> _What to work on_: Gather all lines containing the string "Todd" and copy them out.

A run of records
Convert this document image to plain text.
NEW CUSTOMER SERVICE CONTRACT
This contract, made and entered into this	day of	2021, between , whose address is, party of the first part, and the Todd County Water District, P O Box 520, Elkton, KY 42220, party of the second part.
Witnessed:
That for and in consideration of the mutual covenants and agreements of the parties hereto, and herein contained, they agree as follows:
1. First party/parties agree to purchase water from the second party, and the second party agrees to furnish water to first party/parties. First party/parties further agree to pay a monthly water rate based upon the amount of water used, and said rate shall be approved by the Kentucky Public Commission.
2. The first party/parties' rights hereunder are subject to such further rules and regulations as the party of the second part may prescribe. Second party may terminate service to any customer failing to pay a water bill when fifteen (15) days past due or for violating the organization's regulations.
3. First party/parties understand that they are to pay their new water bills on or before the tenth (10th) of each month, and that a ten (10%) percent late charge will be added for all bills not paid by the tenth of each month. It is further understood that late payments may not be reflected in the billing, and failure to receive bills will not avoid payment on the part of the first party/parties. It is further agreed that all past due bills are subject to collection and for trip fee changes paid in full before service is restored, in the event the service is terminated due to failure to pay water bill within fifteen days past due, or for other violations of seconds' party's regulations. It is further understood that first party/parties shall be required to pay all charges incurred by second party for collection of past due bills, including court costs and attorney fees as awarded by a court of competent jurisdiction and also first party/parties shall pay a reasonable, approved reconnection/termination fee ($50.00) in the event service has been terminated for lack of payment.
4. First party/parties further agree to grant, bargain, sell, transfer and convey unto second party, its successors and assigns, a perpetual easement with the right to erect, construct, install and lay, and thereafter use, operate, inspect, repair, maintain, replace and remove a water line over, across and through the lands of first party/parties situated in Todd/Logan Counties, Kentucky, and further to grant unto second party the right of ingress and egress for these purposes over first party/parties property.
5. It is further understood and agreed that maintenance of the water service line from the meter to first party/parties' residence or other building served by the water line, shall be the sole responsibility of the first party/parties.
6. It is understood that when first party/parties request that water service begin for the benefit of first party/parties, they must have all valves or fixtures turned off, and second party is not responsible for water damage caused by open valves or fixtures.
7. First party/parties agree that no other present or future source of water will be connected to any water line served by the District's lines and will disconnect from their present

> _Finished answer_:
This contract, made and entered into this	day of	2021, between , whose address is, party of the first part, and the Todd County Water District, P O Box 520, Elkton, KY 42220, party of the second part.
4. First party/parties further agree to grant, bargain, sell, transfer and convey unto second party, its successors and assigns, a perpetual easement with the right to erect, construct, install and lay, and thereafter use, operate, inspect, repair, maintain, replace and remove a water line over, across and through the lands of first party/parties situated in Todd/Logan Counties, Kentucky, and further to grant unto second party the right of ingress and egress for these purposes over first party/parties property.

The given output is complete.